>> Start

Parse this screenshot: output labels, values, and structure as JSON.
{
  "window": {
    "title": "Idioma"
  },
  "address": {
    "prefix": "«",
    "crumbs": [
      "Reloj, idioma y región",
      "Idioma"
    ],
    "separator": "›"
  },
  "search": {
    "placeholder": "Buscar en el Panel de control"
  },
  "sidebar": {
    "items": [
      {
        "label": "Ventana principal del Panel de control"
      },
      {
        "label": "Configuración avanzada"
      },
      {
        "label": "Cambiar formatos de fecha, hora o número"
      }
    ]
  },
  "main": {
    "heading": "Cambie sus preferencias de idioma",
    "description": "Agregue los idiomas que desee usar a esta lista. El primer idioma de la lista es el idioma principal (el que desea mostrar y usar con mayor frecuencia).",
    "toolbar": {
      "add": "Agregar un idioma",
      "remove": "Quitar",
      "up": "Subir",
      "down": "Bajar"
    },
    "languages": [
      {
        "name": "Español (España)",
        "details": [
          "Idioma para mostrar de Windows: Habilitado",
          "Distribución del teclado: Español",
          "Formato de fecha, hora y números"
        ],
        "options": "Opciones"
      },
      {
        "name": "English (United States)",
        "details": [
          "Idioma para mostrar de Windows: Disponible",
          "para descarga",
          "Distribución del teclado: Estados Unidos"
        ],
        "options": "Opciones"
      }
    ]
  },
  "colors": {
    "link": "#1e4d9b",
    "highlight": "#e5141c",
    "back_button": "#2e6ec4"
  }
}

>> End

# Stated problem
Extract every record and return it verbatim.

# Task output
Parse this screenshot: output labels, values, and structure as JSON.
{
  "window": {
    "title": "Idioma"
  },
  "address": {
    "prefix": "«",
    "crumbs": [
      "Reloj, idioma y región",
      "Idioma"
    ],
    "separator": "›"
  },
  "search": {
    "placeholder": "Buscar en el Panel de control"
  },
  "sidebar": {
    "items": [
      {
        "label": "Ventana principal del Panel de control"
      },
      {
        "label": "Configuración avanzada"
      },
      {
        "label": "Cambiar formatos de fecha, hora o número"
      }
    ]
  },
  "main": {
    "heading": "Cambie sus preferencias de idioma",
    "description": "Agregue los idiomas que desee usar a esta lista. El primer idioma de la lista es el idioma principal (el que desea mostrar y usar con mayor frecuencia).",
    "toolbar": {
      "add": "Agregar un idioma",
      "remove": "Quitar",
      "up": "Subir",
      "down": "Bajar"
    },
    "languages": [
      {
        "name": "Español (España)",
        "details": [
          "Idioma para mostrar de Windows: Habilitado",
          "Distribución del teclado: Español",
          "Formato de fecha, hora y números"
        ],
        "options": "Opciones"
      },
      {
        "name": "English (United States)",
        "details": [
          "Idioma para mostrar de Windows: Disponible",
          "para descarga",
          "Distribución del teclado: Estados Unidos"
        ],
        "options": "Opciones"
      }
    ]
  },
  "colors": {
    "link": "#1e4d9b",
    "highlight": "#e5141c",
    "back_button": "#2e6ec4"
  }
}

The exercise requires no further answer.